_Collection entries_
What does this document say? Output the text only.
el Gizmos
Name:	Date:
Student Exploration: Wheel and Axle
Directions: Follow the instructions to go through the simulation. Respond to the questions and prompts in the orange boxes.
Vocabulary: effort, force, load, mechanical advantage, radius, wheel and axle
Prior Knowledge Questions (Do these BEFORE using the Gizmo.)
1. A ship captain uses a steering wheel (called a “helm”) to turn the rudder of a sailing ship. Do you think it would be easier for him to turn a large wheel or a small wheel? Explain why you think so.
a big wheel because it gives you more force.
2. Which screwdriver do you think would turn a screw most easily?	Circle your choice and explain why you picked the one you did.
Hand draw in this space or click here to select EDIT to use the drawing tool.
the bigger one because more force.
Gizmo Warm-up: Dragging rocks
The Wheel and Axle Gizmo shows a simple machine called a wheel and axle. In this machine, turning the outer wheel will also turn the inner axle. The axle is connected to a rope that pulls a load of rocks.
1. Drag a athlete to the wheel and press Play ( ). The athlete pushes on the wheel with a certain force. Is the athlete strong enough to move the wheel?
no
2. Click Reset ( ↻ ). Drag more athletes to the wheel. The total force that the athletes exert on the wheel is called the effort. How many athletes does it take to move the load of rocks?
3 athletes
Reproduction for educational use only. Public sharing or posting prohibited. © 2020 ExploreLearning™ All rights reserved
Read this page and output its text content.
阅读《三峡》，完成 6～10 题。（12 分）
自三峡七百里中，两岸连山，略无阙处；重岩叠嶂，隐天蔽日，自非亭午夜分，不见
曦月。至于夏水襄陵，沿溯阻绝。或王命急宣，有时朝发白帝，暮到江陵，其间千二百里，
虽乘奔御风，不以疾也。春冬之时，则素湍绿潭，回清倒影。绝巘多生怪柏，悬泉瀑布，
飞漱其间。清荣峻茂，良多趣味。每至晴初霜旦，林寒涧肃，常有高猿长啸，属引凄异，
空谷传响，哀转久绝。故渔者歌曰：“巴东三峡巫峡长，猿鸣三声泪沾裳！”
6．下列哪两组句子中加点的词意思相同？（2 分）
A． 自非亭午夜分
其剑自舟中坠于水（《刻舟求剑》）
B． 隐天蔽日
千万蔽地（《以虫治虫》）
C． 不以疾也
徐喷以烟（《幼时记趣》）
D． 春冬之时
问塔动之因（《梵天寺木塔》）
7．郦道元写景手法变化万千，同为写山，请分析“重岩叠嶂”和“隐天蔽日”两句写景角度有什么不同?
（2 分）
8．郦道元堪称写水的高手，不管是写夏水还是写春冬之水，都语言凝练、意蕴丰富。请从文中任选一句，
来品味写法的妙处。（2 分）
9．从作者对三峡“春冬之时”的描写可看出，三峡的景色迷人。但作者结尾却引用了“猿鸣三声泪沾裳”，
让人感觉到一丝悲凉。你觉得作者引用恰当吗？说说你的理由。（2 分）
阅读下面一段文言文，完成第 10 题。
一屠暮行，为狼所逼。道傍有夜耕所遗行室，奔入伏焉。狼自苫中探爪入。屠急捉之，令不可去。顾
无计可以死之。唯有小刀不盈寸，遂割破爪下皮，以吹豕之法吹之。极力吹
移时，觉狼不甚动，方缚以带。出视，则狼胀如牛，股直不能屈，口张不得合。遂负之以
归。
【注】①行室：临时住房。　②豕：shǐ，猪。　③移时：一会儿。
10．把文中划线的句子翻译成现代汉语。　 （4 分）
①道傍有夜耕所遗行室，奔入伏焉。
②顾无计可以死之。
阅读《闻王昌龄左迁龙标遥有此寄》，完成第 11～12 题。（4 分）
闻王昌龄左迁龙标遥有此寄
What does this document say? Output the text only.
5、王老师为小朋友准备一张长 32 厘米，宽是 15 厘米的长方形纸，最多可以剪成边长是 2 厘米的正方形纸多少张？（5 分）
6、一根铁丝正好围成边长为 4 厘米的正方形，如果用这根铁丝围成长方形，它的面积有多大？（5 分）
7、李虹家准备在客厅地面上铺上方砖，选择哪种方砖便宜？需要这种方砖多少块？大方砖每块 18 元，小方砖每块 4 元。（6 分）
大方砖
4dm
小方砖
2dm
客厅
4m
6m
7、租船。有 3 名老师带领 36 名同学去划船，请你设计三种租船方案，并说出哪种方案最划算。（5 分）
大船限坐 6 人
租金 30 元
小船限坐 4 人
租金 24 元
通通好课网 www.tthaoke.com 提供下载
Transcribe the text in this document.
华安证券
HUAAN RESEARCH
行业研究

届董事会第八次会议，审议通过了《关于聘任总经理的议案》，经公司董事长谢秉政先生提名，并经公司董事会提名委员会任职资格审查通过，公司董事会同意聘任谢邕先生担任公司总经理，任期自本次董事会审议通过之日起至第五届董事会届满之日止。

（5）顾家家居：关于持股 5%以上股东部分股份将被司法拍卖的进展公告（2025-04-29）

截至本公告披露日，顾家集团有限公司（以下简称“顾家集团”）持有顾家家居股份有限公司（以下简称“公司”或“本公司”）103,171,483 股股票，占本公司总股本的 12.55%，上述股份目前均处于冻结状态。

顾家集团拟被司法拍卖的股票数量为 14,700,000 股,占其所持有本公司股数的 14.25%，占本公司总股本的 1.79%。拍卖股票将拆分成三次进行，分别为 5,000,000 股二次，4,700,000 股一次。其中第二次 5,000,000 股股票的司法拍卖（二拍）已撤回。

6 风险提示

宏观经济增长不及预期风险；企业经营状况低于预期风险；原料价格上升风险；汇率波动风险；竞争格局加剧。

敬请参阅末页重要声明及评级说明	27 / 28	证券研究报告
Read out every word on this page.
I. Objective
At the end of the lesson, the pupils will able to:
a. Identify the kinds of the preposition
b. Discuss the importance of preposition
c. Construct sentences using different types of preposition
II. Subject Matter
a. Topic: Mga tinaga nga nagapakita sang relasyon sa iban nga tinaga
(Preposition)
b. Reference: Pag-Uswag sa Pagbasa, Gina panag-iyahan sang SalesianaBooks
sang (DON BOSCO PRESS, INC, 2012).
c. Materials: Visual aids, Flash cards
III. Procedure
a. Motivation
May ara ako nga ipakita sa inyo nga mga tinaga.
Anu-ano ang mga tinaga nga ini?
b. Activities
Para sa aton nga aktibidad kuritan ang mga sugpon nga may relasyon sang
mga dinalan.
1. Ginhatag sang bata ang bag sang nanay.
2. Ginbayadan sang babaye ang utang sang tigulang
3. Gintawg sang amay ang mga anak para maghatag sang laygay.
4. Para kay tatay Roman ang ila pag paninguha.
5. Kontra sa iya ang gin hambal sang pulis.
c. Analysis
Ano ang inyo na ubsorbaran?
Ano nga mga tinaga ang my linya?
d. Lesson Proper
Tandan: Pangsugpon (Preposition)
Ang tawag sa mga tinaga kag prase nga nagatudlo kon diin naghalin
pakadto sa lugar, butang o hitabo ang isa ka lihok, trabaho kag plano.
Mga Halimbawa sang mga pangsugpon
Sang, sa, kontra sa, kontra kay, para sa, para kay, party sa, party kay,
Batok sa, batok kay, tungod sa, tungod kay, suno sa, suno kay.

_EXERCISE GOAL_
Your task is to print the whole listing again exactly.

_EXERCISE RESULT_
What does this document say? Output the text only.
el Gizmos
Name:	Date:
Student Exploration: Wheel and Axle
Directions: Follow the instructions to go through the simulation. Respond to the questions and prompts in the orange boxes.
Vocabulary: effort, force, load, mechanical advantage, radius, wheel and axle
Prior Knowledge Questions (Do these BEFORE using the Gizmo.)
1. A ship captain uses a steering wheel (called a “helm”) to turn the rudder of a sailing ship. Do you think it would be easier for him to turn a large wheel or a small wheel? Explain why you think so.
a big wheel because it gives you more force.
2. Which screwdriver do you think would turn a screw most easily?	Circle your choice and explain why you picked the one you did.
Hand draw in this space or click here to select EDIT to use the drawing tool.
the bigger one because more force.
Gizmo Warm-up: Dragging rocks
The Wheel and Axle Gizmo shows a simple machine called a wheel and axle. In this machine, turning the outer wheel will also turn the inner axle. The axle is connected to a rope that pulls a load of rocks.
1. Drag a athlete to the wheel and press Play ( ). The athlete pushes on the wheel with a certain force. Is the athlete strong enough to move the wheel?
no
2. Click Reset ( ↻ ). Drag more athletes to the wheel. The total force that the athletes exert on the wheel is called the effort. How many athletes does it take to move the load of rocks?
3 athletes
Reproduction for educational use only. Public sharing or posting prohibited. © 2020 ExploreLearning™ All rights reserved
Read this page and output its text content.
阅读《三峡》，完成 6～10 题。（12 分）
自三峡七百里中，两岸连山，略无阙处；重岩叠嶂，隐天蔽日，自非亭午夜分，不见
曦月。至于夏水襄陵，沿溯阻绝。或王命急宣，有时朝发白帝，暮到江陵，其间千二百里，
虽乘奔御风，不以疾也。春冬之时，则素湍绿潭，回清倒影。绝巘多生怪柏，悬泉瀑布，
飞漱其间。清荣峻茂，良多趣味。每至晴初霜旦，林寒涧肃，常有高猿长啸，属引凄异，
空谷传响，哀转久绝。故渔者歌曰：“巴东三峡巫峡长，猿鸣三声泪沾裳！”
6．下列哪两组句子中加点的词意思相同？（2 分）
A． 自非亭午夜分
其剑自舟中坠于水（《刻舟求剑》）
B． 隐天蔽日
千万蔽地（《以虫治虫》）
C． 不以疾也
徐喷以烟（《幼时记趣》）
D． 春冬之时
问塔动之因（《梵天寺木塔》）
7．郦道元写景手法变化万千，同为写山，请分析“重岩叠嶂”和“隐天蔽日”两句写景角度有什么不同?
（2 分）
8．郦道元堪称写水的高手，不管是写夏水还是写春冬之水，都语言凝练、意蕴丰富。请从文中任选一句，
来品味写法的妙处。（2 分）
9．从作者对三峡“春冬之时”的描写可看出，三峡的景色迷人。但作者结尾却引用了“猿鸣三声泪沾裳”，
让人感觉到一丝悲凉。你觉得作者引用恰当吗？说说你的理由。（2 分）
阅读下面一段文言文，完成第 10 题。
一屠暮行，为狼所逼。道傍有夜耕所遗行室，奔入伏焉。狼自苫中探爪入。屠急捉之，令不可去。顾
无计可以死之。唯有小刀不盈寸，遂割破爪下皮，以吹豕之法吹之。极力吹
移时，觉狼不甚动，方缚以带。出视，则狼胀如牛，股直不能屈，口张不得合。遂负之以
归。
【注】①行室：临时住房。　②豕：shǐ，猪。　③移时：一会儿。
10．把文中划线的句子翻译成现代汉语。　 （4 分）
①道傍有夜耕所遗行室，奔入伏焉。
②顾无计可以死之。
阅读《闻王昌龄左迁龙标遥有此寄》，完成第 11～12 题。（4 分）
闻王昌龄左迁龙标遥有此寄
What does this document say? Output the text only.
5、王老师为小朋友准备一张长 32 厘米，宽是 15 厘米的长方形纸，最多可以剪成边长是 2 厘米的正方形纸多少张？（5 分）
6、一根铁丝正好围成边长为 4 厘米的正方形，如果用这根铁丝围成长方形，它的面积有多大？（5 分）
7、李虹家准备在客厅地面上铺上方砖，选择哪种方砖便宜？需要这种方砖多少块？大方砖每块 18 元，小方砖每块 4 元。（6 分）
大方砖
4dm
小方砖
2dm
客厅
4m
6m
7、租船。有 3 名老师带领 36 名同学去划船，请你设计三种租船方案，并说出哪种方案最划算。（5 分）
大船限坐 6 人
租金 30 元
小船限坐 4 人
租金 24 元
通通好课网 www.tthaoke.com 提供下载
Transcribe the text in this document.
华安证券
HUAAN RESEARCH
行业研究

届董事会第八次会议，审议通过了《关于聘任总经理的议案》，经公司董事长谢秉政先生提名，并经公司董事会提名委员会任职资格审查通过，公司董事会同意聘任谢邕先生担任公司总经理，任期自本次董事会审议通过之日起至第五届董事会届满之日止。

（5）顾家家居：关于持股 5%以上股东部分股份将被司法拍卖的进展公告（2025-04-29）

截至本公告披露日，顾家集团有限公司（以下简称“顾家集团”）持有顾家家居股份有限公司（以下简称“公司”或“本公司”）103,171,483 股股票，占本公司总股本的 12.55%，上述股份目前均处于冻结状态。

顾家集团拟被司法拍卖的股票数量为 14,700,000 股,占其所持有本公司股数的 14.25%，占本公司总股本的 1.79%。拍卖股票将拆分成三次进行，分别为 5,000,000 股二次，4,700,000 股一次。其中第二次 5,000,000 股股票的司法拍卖（二拍）已撤回。

6 风险提示

宏观经济增长不及预期风险；企业经营状况低于预期风险；原料价格上升风险；汇率波动风险；竞争格局加剧。

敬请参阅末页重要声明及评级说明	27 / 28	证券研究报告
Read out every word on this page.
I. Objective
At the end of the lesson, the pupils will able to:
a. Identify the kinds of the preposition
b. Discuss the importance of preposition
c. Construct sentences using different types of preposition
II. Subject Matter
a. Topic: Mga tinaga nga nagapakita sang relasyon sa iban nga tinaga
(Preposition)
b. Reference: Pag-Uswag sa Pagbasa, Gina panag-iyahan sang SalesianaBooks
sang (DON BOSCO PRESS, INC, 2012).
c. Materials: Visual aids, Flash cards
III. Procedure
a. Motivation
May ara ako nga ipakita sa inyo nga mga tinaga.
Anu-ano ang mga tinaga nga ini?
b. Activities
Para sa aton nga aktibidad kuritan ang mga sugpon nga may relasyon sang
mga dinalan.
1. Ginhatag sang bata ang bag sang nanay.
2. Ginbayadan sang babaye ang utang sang tigulang
3. Gintawg sang amay ang mga anak para maghatag sang laygay.
4. Para kay tatay Roman ang ila pag paninguha.
5. Kontra sa iya ang gin hambal sang pulis.
c. Analysis
Ano ang inyo na ubsorbaran?
Ano nga mga tinaga ang my linya?
d. Lesson Proper
Tandan: Pangsugpon (Preposition)
Ang tawag sa mga tinaga kag prase nga nagatudlo kon diin naghalin
pakadto sa lugar, butang o hitabo ang isa ka lihok, trabaho kag plano.
Mga Halimbawa sang mga pangsugpon
Sang, sa, kontra sa, kontra kay, para sa, para kay, party sa, party kay,
Batok sa, batok kay, tungod sa, tungod kay, suno sa, suno kay.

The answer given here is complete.